§ **Requirements**:
Set down the data below without change, skipping the pictures it holds.

[Dataset items]
______
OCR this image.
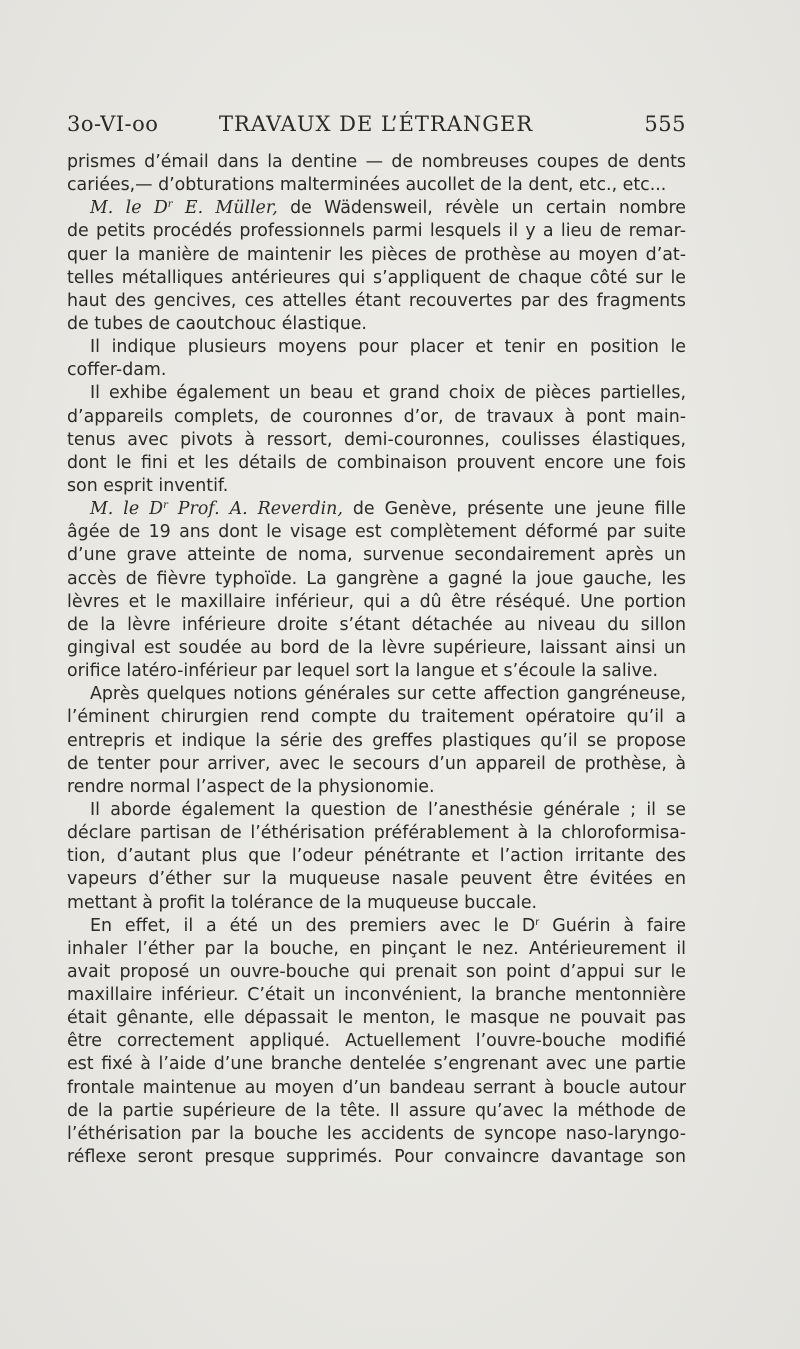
3o-VI-oo	TRAVAUX DE L’ÉTRANGER	555
prismes d’émail dans la dentine — de nombreuses coupes de dents
cariées,— d’obturations malterminées aucollet de la dent, etc., etc...
M. le $D^r$ E. Müller, de Wädensweil, révèle un certain nombre
de petits procédés professionnels parmi lesquels il y a lieu de remar-
quer la manière de maintenir les pièces de prothèse au moyen d’at-
telles métalliques antérieures qui s’appliquent de chaque côté sur le
haut des gencives, ces attelles étant recouvertes par des fragments
de tubes de caoutchouc élastique.
Il indique plusieurs moyens pour placer et tenir en position le
coffer-dam.
Il exhibe également un beau et grand choix de pièces partielles,
d’appareils complets, de couronnes d’or, de travaux à pont main-
tenus avec pivots à ressort, demi-couronnes, coulisses élastiques,
dont le fini et les détails de combinaison prouvent encore une fois
son esprit inventif.
M. le $D^r$ Prof. A. Reverdin, de Genève, présente une jeune fille
âgée de 19 ans dont le visage est complètement déformé par suite
d’une grave atteinte de noma, survenue secondairement après un
accès de fièvre typhoïde. La gangrène a gagné la joue gauche, les
lèvres et le maxillaire inférieur, qui a dû être réséqué. Une portion
de la lèvre inférieure droite s’étant détachée au niveau du sillon
gingival est soudée au bord de la lèvre supérieure, laissant ainsi un
orifice latéro-inférieur par lequel sort la langue et s’écoule la salive.
Après quelques notions générales sur cette affection gangréneuse,
l’éminent chirurgien rend compte du traitement opératoire qu’il a
entrepris et indique la série des greffes plastiques qu’il se propose
de tenter pour arriver, avec le secours d’un appareil de prothèse, à
rendre normal l’aspect de la physionomie.
Il aborde également la question de l’anesthésie générale ; il se
déclare partisan de l’éthérisation préférablement à la chloroformisa-
tion, d’autant plus que l’odeur pénétrante et l’action irritante des
vapeurs d’éther sur la muqueuse nasale peuvent être évitées en
mettant à profit la tolérance de la muqueuse buccale.
En effet, il a été un des premiers avec le $D^r$ Guérin à faire
inhaler l’éther par la bouche, en pinçant le nez. Antérieurement il
avait proposé un ouvre-bouche qui prenait son point d’appui sur le
maxillaire inférieur. C’était un inconvénient, la branche mentonnière
était gênante, elle dépassait le menton, le masque ne pouvait pas
être correctement appliqué. Actuellement l’ouvre-bouche modifié
est fixé à l’aide d’une branche dentelée s’engrenant avec une partie
frontale maintenue au moyen d’un bandeau serrant à boucle autour
de la partie supérieure de la tête. Il assure qu’avec la méthode de
l’éthérisation par la bouche les accidents de syncope naso-laryngo-
réflexe seront presque supprimés. Pour convaincre davantage son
______
§ **Written solution**:
OCR this image.
3o-VI-oo	TRAVAUX DE L’ÉTRANGER	555
prismes d’émail dans la dentine — de nombreuses coupes de dents
cariées,— d’obturations malterminées aucollet de la dent, etc., etc...
M. le $D^r$ E. Müller, de Wädensweil, révèle un certain nombre
de petits procédés professionnels parmi lesquels il y a lieu de remar-
quer la manière de maintenir les pièces de prothèse au moyen d’at-
telles métalliques antérieures qui s’appliquent de chaque côté sur le
haut des gencives, ces attelles étant recouvertes par des fragments
de tubes de caoutchouc élastique.
Il indique plusieurs moyens pour placer et tenir en position le
coffer-dam.
Il exhibe également un beau et grand choix de pièces partielles,
d’appareils complets, de couronnes d’or, de travaux à pont main-
tenus avec pivots à ressort, demi-couronnes, coulisses élastiques,
dont le fini et les détails de combinaison prouvent encore une fois
son esprit inventif.
M. le $D^r$ Prof. A. Reverdin, de Genève, présente une jeune fille
âgée de 19 ans dont le visage est complètement déformé par suite
d’une grave atteinte de noma, survenue secondairement après un
accès de fièvre typhoïde. La gangrène a gagné la joue gauche, les
lèvres et le maxillaire inférieur, qui a dû être réséqué. Une portion
de la lèvre inférieure droite s’étant détachée au niveau du sillon
gingival est soudée au bord de la lèvre supérieure, laissant ainsi un
orifice latéro-inférieur par lequel sort la langue et s’écoule la salive.
Après quelques notions générales sur cette affection gangréneuse,
l’éminent chirurgien rend compte du traitement opératoire qu’il a
entrepris et indique la série des greffes plastiques qu’il se propose
de tenter pour arriver, avec le secours d’un appareil de prothèse, à
rendre normal l’aspect de la physionomie.
Il aborde également la question de l’anesthésie générale ; il se
déclare partisan de l’éthérisation préférablement à la chloroformisa-
tion, d’autant plus que l’odeur pénétrante et l’action irritante des
vapeurs d’éther sur la muqueuse nasale peuvent être évitées en
mettant à profit la tolérance de la muqueuse buccale.
En effet, il a été un des premiers avec le $D^r$ Guérin à faire
inhaler l’éther par la bouche, en pinçant le nez. Antérieurement il
avait proposé un ouvre-bouche qui prenait son point d’appui sur le
maxillaire inférieur. C’était un inconvénient, la branche mentonnière
était gênante, elle dépassait le menton, le masque ne pouvait pas
être correctement appliqué. Actuellement l’ouvre-bouche modifié
est fixé à l’aide d’une branche dentelée s’engrenant avec une partie
frontale maintenue au moyen d’un bandeau serrant à boucle autour
de la partie supérieure de la tête. Il assure qu’avec la méthode de
l’éthérisation par la bouche les accidents de syncope naso-laryngo-
réflexe seront presque supprimés. Pour convaincre davantage son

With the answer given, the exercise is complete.